**EXERCISE INSTRUCTIONS**
Go through the records and copy each line where the word "houses" occurs.

**MATERIAL SUPPLIED**
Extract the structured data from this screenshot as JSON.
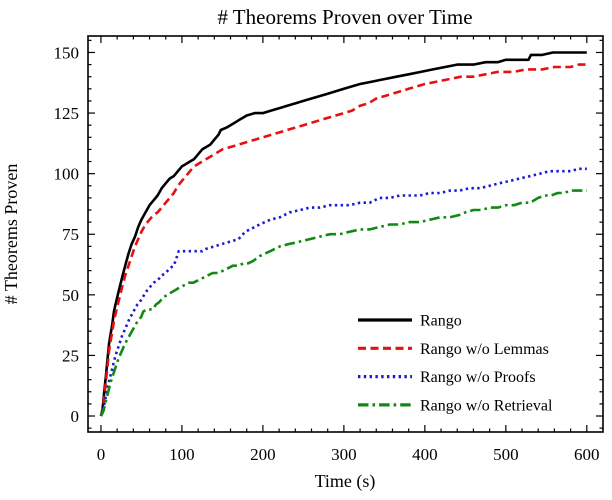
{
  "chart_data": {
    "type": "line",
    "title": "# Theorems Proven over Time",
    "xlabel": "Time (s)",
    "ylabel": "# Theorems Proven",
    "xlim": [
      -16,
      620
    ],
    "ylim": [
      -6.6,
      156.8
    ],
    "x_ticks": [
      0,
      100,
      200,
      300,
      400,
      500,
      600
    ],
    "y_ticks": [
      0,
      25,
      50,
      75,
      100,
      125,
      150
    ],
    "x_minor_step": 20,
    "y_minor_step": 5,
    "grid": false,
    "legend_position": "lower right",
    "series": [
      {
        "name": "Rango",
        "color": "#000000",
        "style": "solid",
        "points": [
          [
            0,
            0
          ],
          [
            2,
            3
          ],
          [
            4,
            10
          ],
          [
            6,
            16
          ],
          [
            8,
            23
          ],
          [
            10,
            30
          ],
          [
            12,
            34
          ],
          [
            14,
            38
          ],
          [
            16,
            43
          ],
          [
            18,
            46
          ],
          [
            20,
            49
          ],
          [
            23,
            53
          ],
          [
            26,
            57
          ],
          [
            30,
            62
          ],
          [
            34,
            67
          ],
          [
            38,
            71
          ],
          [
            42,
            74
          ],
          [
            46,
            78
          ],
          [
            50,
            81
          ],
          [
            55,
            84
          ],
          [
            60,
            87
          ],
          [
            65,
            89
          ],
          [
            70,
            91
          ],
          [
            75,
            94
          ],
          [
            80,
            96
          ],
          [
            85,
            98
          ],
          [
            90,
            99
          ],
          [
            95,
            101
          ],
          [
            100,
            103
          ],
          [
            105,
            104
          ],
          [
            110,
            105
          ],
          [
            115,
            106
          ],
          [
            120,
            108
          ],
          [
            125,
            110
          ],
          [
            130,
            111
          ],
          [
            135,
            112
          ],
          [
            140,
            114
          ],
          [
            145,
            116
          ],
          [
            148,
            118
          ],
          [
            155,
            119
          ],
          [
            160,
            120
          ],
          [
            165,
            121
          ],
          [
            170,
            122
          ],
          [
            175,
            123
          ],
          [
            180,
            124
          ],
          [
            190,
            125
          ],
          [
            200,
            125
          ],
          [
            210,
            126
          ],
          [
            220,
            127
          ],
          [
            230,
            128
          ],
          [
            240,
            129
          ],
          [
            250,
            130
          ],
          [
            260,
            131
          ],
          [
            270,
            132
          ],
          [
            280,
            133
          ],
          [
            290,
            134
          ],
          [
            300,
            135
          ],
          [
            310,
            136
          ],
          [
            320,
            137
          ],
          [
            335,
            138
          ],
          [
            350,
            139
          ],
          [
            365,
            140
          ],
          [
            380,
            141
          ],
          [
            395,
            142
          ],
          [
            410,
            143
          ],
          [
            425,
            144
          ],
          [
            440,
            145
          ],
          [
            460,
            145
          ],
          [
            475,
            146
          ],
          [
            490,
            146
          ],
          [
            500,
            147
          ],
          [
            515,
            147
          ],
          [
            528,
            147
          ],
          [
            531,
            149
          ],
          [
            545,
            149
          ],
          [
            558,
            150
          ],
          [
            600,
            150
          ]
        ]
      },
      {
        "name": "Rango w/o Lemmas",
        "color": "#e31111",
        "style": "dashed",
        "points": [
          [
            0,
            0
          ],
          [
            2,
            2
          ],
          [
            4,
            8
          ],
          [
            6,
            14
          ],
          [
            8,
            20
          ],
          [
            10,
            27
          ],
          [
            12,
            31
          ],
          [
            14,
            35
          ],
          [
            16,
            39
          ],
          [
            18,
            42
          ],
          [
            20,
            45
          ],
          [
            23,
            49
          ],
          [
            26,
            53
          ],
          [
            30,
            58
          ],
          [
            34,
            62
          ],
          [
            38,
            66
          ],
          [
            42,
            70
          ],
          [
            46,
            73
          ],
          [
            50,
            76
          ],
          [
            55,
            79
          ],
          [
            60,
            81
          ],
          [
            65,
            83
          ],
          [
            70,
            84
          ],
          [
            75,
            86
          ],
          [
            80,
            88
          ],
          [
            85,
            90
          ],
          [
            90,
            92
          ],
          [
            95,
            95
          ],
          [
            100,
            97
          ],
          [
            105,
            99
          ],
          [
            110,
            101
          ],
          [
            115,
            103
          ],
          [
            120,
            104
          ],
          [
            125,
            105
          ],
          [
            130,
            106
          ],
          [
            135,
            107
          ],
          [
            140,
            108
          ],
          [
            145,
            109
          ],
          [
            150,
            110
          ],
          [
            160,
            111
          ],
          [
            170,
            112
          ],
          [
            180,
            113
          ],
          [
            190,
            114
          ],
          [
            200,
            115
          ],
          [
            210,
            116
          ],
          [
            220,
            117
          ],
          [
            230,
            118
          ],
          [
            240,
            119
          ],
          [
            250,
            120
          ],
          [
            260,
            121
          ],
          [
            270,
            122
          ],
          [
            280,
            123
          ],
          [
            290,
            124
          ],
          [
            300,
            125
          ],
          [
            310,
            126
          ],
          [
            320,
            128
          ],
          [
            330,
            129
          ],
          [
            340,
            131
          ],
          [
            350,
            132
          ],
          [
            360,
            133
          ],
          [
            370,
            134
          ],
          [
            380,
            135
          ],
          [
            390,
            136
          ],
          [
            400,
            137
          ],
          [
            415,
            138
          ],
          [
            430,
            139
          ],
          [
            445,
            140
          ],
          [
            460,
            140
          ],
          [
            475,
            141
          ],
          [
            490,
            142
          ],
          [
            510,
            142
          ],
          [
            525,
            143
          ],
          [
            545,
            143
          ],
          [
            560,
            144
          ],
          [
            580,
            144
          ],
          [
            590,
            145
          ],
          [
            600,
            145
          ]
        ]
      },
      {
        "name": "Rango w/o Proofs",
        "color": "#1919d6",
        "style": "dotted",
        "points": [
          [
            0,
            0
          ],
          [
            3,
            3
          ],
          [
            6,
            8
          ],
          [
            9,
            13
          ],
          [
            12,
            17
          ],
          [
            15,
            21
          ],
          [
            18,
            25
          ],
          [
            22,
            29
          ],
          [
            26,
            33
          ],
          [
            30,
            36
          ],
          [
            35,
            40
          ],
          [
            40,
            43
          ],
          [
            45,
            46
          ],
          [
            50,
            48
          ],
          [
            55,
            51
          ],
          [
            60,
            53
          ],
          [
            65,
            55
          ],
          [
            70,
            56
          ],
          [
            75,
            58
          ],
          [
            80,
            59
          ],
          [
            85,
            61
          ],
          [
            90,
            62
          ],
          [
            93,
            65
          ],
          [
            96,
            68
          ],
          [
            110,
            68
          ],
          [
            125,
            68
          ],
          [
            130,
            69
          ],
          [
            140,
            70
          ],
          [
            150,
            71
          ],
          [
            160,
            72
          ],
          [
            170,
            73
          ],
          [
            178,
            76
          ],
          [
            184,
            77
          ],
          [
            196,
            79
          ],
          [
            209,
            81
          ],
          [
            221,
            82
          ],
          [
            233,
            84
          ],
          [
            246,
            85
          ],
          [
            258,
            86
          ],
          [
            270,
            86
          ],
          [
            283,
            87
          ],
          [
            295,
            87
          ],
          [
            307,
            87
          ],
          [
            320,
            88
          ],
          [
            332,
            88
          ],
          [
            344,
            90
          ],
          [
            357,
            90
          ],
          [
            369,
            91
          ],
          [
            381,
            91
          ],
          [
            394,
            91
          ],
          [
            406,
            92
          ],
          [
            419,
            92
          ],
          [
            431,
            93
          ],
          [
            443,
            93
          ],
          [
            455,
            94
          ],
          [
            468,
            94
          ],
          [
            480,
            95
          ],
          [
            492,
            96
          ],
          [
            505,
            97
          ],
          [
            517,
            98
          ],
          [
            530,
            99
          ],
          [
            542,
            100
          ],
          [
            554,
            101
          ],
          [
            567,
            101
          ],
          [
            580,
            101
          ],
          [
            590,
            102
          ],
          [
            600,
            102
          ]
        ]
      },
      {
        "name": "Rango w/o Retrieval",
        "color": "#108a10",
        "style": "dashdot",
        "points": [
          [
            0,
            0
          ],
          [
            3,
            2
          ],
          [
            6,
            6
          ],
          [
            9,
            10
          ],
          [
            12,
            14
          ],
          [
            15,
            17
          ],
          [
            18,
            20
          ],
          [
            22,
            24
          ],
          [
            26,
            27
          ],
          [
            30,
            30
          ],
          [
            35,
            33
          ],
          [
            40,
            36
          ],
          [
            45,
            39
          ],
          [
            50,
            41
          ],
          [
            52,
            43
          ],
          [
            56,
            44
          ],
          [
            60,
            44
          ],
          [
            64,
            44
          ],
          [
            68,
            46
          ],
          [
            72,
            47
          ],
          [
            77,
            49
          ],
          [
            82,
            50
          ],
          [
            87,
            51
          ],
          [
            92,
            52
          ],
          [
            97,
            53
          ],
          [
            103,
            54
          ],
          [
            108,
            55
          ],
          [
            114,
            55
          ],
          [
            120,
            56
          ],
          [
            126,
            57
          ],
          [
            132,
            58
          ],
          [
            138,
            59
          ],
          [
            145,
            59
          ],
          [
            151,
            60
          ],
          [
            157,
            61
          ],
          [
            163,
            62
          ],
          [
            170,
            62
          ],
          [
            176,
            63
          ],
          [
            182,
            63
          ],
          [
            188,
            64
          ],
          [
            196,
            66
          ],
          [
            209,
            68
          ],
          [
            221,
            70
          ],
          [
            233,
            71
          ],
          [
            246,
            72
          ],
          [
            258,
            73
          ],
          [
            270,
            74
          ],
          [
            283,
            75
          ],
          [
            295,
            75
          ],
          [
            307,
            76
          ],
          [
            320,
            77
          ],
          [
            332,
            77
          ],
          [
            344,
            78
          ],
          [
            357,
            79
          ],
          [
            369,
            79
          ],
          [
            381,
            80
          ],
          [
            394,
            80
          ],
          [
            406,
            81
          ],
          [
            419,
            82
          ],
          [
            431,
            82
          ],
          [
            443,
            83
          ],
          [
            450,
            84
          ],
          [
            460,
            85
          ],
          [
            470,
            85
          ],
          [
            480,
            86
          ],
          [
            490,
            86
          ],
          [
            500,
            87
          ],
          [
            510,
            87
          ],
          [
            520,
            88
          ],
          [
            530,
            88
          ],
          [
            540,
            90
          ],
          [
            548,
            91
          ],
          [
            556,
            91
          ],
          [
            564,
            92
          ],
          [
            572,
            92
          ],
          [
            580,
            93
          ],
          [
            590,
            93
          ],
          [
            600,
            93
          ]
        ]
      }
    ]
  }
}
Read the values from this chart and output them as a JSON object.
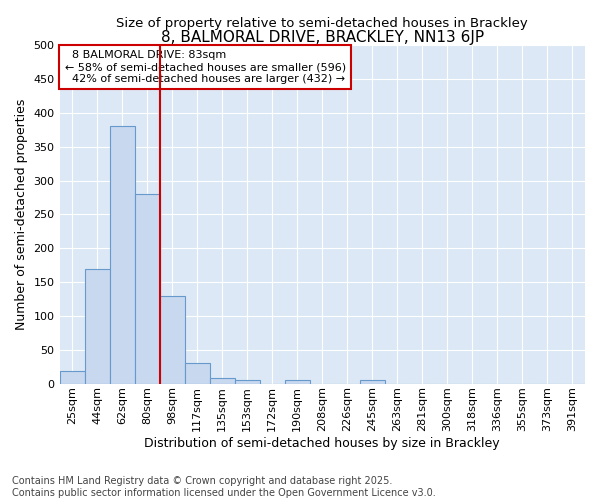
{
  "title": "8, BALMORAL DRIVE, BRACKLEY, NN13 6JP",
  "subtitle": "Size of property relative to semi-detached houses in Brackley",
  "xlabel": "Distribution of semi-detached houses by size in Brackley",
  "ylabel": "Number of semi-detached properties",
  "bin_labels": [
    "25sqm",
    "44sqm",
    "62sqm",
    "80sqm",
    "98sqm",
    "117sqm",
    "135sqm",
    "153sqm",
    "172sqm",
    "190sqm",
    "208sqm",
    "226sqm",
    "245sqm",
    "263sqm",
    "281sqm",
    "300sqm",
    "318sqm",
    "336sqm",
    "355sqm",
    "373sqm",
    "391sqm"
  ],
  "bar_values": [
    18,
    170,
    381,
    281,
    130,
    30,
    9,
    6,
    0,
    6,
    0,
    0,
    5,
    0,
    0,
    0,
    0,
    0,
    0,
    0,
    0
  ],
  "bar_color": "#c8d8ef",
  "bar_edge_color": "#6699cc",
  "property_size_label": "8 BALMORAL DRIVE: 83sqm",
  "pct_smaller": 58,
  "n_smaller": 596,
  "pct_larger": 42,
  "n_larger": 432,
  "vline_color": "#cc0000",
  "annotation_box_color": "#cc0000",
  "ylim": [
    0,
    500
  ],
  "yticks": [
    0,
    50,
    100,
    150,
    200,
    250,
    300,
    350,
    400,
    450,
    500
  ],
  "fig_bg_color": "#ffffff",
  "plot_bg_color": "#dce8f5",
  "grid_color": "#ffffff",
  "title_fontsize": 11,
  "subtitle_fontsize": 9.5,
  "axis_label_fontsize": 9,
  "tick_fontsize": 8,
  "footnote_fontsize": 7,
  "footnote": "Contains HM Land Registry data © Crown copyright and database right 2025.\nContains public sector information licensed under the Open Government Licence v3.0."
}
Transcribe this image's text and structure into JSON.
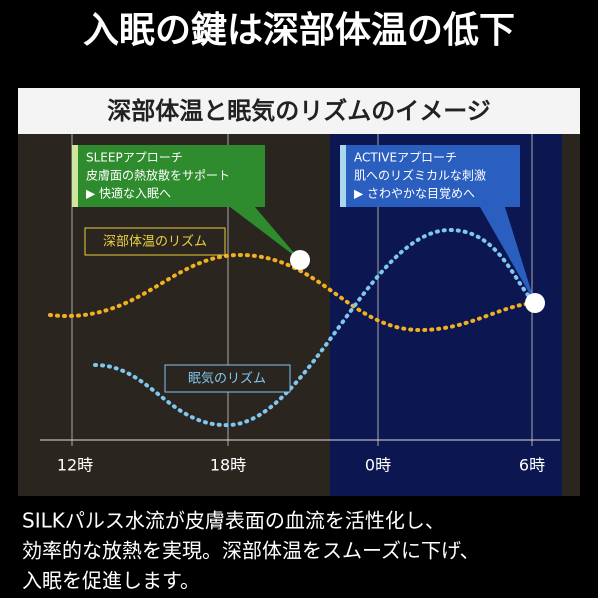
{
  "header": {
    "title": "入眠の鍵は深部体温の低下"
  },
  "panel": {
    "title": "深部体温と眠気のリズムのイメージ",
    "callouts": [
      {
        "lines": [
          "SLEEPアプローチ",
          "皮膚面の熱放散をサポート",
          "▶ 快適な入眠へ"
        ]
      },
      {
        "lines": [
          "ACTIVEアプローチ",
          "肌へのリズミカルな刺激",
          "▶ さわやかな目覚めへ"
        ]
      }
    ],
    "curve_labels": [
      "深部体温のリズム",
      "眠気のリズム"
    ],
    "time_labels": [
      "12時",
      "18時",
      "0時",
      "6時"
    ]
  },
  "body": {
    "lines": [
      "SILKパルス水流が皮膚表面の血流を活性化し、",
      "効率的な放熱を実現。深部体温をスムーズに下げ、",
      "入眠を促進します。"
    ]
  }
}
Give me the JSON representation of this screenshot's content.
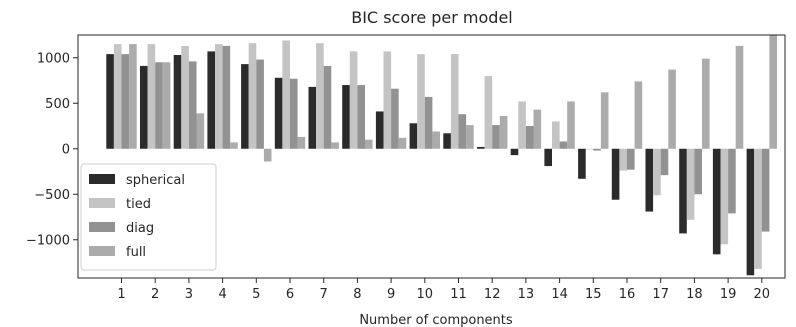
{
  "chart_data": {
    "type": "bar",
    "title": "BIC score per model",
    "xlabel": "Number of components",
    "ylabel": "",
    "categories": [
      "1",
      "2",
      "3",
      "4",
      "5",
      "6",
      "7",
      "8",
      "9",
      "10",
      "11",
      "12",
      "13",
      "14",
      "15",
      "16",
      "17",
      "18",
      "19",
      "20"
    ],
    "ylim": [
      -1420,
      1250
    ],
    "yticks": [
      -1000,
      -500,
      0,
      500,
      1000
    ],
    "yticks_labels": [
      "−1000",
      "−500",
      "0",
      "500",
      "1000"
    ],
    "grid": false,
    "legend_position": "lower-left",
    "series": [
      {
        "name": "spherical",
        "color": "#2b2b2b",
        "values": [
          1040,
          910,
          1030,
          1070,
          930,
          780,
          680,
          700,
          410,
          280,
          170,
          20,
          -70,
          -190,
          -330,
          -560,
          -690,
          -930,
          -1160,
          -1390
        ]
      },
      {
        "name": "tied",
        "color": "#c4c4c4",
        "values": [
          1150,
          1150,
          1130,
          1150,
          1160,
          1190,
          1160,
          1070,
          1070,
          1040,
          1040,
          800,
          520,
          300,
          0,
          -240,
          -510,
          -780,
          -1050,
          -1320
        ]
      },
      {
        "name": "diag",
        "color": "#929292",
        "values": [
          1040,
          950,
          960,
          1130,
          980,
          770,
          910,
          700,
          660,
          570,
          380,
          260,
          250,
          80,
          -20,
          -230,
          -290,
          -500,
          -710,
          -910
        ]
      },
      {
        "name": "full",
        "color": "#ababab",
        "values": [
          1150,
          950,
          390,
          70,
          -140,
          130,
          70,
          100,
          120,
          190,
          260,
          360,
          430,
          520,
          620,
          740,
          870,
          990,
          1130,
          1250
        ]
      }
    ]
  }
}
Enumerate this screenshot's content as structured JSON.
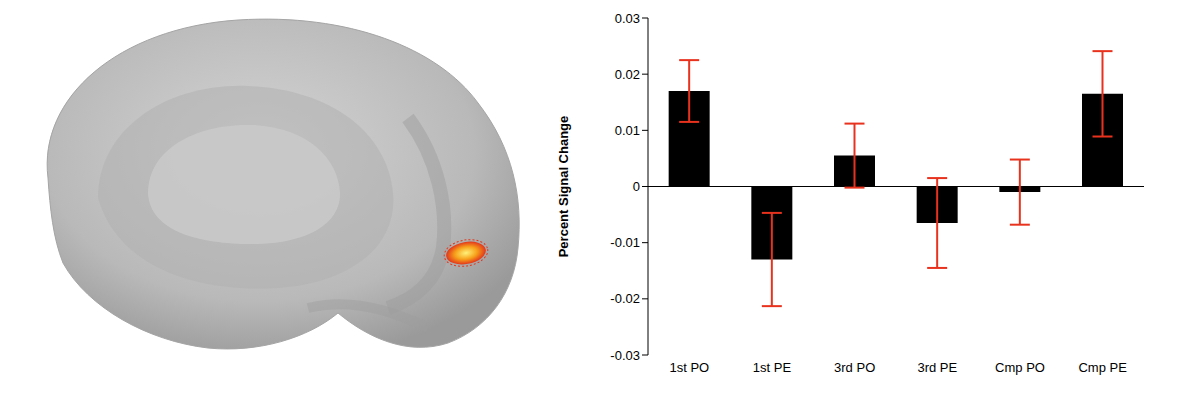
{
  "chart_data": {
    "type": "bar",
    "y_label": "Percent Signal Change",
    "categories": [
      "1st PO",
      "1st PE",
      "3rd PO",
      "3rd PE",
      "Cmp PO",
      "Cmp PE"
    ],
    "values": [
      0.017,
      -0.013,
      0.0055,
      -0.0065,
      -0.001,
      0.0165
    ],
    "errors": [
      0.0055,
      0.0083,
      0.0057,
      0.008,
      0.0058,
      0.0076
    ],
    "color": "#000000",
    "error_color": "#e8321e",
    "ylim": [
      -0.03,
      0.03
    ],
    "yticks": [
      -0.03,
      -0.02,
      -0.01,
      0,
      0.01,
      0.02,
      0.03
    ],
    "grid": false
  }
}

**COMPLETE ANSWER**
  "subtitle": "Size of property relative to semi-detached houses in Brackley",
  "xlabel": "Distribution of semi-detached houses by size in Brackley",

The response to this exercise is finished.